◆ What the task asks ◆
Count lines with the string "houses" in them. State the number alone.

◆ Records to use ◆
----
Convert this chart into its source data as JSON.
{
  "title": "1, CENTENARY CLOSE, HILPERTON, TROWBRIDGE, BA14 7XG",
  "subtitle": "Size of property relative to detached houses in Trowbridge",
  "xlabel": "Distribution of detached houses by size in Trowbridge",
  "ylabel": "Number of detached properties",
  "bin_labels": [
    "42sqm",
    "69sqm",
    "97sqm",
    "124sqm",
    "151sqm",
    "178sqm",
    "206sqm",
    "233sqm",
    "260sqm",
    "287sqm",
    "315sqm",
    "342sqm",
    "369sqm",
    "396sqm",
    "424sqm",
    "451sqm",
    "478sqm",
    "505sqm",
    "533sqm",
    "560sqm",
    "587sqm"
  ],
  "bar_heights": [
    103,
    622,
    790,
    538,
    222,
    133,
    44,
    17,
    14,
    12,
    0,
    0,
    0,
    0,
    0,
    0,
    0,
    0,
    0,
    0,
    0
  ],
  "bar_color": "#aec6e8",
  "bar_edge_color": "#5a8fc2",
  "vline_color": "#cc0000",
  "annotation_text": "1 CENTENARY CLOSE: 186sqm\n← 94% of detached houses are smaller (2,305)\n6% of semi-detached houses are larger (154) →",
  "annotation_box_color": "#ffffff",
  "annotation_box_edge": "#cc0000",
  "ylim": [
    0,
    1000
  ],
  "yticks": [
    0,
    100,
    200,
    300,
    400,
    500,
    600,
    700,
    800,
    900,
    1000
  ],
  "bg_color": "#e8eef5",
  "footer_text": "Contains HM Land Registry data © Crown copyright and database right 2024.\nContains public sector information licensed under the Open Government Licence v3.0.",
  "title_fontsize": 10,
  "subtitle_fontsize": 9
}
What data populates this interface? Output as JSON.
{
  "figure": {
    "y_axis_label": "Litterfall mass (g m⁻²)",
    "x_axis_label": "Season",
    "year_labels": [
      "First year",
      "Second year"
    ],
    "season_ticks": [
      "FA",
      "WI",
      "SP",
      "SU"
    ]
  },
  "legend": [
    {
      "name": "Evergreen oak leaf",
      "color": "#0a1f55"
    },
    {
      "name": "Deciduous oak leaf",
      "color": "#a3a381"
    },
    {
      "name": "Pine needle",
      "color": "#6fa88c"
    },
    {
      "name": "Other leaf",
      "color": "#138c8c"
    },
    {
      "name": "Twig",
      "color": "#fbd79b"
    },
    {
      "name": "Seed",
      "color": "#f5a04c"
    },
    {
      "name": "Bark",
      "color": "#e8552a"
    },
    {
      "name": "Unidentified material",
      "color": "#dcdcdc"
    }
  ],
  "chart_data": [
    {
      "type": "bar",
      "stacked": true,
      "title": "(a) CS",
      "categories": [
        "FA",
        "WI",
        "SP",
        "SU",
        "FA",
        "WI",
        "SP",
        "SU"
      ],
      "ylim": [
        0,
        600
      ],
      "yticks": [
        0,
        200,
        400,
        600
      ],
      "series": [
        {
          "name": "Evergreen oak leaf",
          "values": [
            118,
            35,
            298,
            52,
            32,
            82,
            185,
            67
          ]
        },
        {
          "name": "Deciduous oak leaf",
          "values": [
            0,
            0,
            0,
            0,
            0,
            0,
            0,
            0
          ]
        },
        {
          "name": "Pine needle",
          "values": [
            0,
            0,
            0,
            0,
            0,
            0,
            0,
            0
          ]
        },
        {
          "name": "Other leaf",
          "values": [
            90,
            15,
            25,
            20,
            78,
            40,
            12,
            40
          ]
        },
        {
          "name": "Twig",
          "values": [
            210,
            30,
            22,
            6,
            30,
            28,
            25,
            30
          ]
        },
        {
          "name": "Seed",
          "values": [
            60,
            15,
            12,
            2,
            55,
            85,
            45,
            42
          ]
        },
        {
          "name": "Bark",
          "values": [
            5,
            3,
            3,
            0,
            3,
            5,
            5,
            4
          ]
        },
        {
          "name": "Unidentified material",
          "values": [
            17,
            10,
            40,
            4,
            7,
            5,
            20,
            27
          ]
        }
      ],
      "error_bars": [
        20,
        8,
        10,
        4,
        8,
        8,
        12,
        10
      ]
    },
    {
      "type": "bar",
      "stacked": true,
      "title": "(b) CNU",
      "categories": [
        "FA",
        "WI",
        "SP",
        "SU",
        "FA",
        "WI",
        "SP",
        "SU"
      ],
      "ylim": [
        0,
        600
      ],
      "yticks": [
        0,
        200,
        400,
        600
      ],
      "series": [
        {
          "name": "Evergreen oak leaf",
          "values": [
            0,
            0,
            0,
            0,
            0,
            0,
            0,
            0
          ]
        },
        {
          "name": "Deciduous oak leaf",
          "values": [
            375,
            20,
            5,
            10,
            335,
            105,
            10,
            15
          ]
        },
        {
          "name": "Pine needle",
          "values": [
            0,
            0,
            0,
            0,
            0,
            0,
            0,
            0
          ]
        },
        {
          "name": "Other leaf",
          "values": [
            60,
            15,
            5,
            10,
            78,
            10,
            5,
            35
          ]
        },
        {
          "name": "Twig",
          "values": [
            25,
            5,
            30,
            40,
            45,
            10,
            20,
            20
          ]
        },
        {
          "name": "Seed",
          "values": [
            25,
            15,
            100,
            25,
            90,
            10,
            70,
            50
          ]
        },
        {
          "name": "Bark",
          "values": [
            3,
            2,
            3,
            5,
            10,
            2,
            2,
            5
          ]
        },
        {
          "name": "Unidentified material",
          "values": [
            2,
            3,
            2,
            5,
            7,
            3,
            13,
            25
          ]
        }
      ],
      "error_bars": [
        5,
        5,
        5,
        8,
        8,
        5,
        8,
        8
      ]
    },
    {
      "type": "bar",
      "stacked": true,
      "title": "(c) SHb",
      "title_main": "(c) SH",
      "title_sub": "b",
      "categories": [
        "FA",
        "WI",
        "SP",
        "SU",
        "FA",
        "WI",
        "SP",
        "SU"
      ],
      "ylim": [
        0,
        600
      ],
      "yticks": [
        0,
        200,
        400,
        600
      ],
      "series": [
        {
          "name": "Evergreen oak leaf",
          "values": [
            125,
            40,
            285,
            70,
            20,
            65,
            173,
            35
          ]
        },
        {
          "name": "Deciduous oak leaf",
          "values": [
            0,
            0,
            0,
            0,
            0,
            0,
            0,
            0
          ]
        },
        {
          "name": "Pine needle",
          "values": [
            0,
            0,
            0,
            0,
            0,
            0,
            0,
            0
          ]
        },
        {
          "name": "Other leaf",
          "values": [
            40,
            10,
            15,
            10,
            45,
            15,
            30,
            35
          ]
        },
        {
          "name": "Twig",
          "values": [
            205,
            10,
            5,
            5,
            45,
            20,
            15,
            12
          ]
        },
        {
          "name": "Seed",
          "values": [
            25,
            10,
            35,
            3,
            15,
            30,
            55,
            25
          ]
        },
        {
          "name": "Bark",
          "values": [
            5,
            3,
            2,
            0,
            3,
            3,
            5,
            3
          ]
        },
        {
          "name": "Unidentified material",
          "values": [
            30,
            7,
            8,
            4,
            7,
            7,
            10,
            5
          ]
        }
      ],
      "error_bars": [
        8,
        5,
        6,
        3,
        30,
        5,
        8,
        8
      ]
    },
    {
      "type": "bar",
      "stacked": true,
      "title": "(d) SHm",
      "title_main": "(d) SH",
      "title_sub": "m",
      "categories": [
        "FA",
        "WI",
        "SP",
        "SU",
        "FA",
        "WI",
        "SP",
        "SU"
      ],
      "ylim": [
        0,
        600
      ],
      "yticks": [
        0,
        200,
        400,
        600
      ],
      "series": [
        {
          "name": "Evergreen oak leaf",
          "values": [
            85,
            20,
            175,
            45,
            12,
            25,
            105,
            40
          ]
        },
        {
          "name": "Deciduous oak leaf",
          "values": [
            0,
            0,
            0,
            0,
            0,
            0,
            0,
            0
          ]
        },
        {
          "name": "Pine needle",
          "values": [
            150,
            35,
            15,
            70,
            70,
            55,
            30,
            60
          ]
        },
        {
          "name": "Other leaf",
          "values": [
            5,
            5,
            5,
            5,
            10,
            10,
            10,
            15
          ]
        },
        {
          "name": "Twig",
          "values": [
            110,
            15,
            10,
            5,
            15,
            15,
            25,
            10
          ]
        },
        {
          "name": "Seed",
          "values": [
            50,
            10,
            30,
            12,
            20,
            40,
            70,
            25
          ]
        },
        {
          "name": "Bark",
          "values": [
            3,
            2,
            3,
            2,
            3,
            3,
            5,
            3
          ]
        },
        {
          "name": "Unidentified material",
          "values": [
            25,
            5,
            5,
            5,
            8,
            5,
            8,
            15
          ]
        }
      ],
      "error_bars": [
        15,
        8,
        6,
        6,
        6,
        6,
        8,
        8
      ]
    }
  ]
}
----
◆ Final result ◆
3